◆ **WHAT TO DO**: Each line that holds the word "первой" counts once; give the total for the records below and nothing else.

Dataset records:

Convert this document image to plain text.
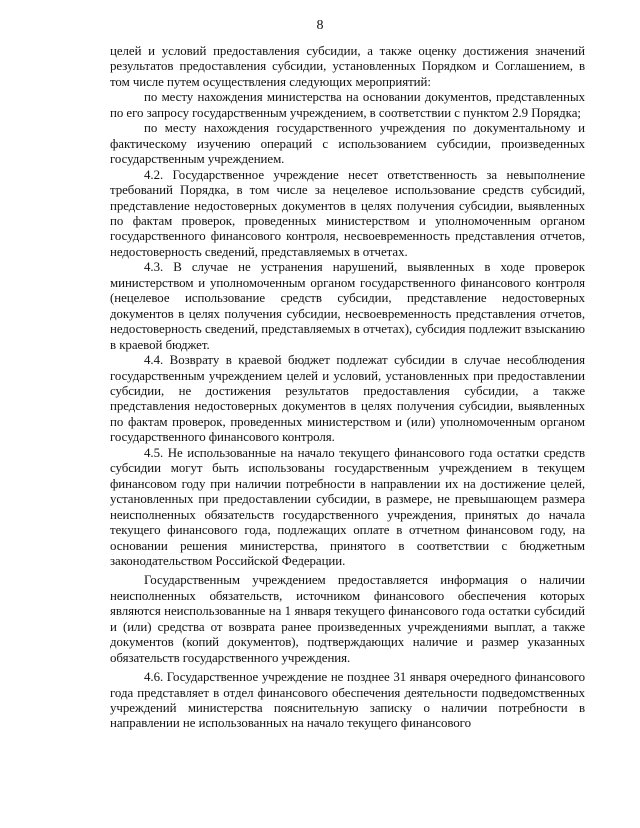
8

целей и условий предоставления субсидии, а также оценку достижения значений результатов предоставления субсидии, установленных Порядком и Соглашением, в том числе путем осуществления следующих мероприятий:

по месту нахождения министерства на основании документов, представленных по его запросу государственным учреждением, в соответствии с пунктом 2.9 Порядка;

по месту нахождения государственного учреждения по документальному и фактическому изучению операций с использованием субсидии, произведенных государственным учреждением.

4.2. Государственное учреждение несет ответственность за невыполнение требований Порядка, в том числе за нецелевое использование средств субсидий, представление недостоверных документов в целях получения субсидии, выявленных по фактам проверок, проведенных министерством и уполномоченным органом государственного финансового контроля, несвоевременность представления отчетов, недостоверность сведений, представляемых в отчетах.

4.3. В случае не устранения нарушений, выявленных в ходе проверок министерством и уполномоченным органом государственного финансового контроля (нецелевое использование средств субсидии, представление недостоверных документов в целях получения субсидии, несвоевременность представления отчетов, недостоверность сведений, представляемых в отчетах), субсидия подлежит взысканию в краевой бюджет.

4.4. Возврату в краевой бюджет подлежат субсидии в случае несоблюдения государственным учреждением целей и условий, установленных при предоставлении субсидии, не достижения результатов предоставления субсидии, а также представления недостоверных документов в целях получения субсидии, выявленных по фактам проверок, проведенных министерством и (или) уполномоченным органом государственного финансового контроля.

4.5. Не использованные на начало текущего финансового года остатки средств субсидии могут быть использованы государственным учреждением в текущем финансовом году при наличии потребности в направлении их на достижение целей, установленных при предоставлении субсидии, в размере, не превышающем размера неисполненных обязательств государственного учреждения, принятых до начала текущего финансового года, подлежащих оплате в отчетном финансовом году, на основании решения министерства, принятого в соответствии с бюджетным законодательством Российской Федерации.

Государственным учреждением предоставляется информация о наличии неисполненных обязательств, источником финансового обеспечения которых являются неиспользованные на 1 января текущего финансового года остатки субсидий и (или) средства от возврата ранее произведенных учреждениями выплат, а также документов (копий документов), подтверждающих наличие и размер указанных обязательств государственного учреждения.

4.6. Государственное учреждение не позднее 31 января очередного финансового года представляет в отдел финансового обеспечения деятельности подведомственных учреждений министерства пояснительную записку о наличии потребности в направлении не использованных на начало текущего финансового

...

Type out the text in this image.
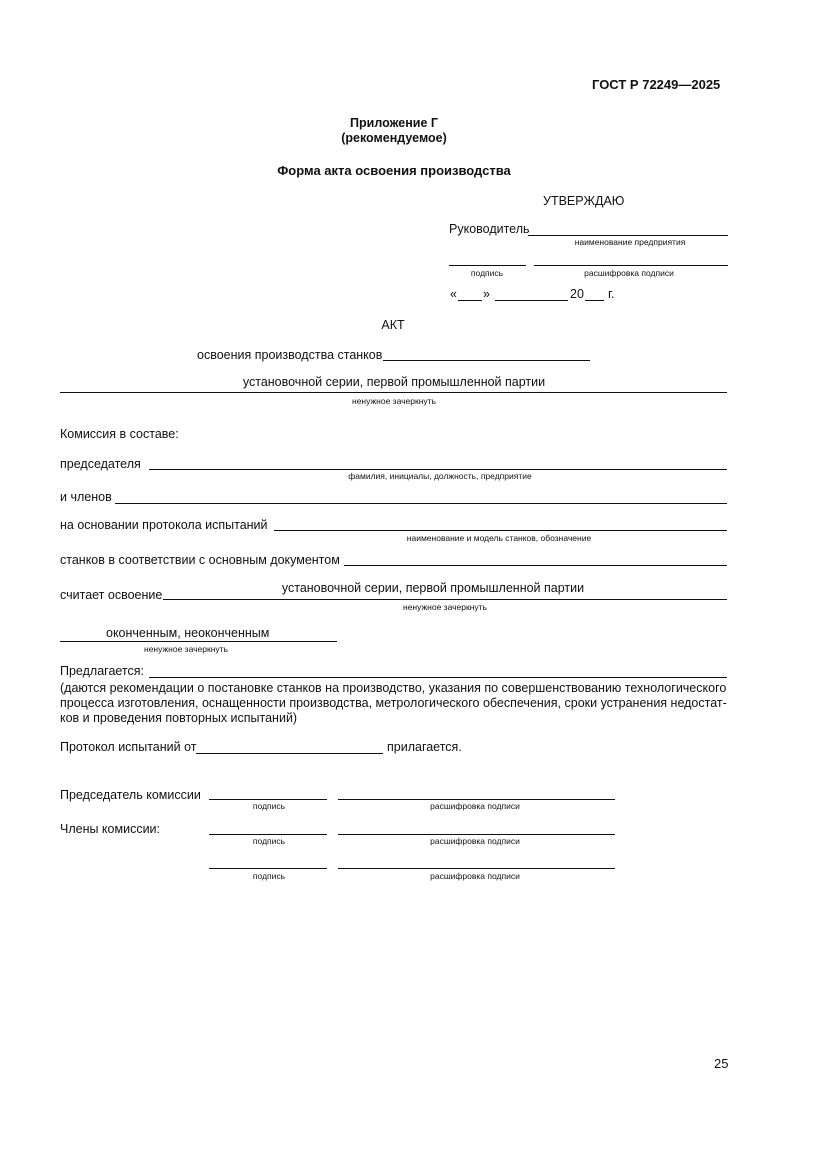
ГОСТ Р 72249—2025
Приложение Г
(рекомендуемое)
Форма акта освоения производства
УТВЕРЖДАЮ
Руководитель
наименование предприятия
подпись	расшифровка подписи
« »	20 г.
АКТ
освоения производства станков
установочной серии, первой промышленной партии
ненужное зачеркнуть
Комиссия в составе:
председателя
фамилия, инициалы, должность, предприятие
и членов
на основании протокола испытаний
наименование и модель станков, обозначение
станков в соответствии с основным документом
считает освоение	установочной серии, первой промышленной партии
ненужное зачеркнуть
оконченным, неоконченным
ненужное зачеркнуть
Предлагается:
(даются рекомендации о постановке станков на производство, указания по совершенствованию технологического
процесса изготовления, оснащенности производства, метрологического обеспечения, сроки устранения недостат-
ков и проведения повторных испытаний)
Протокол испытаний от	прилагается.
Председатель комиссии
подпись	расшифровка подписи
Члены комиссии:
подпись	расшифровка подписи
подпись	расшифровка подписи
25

◆ **WRITTEN ANSWER**: 2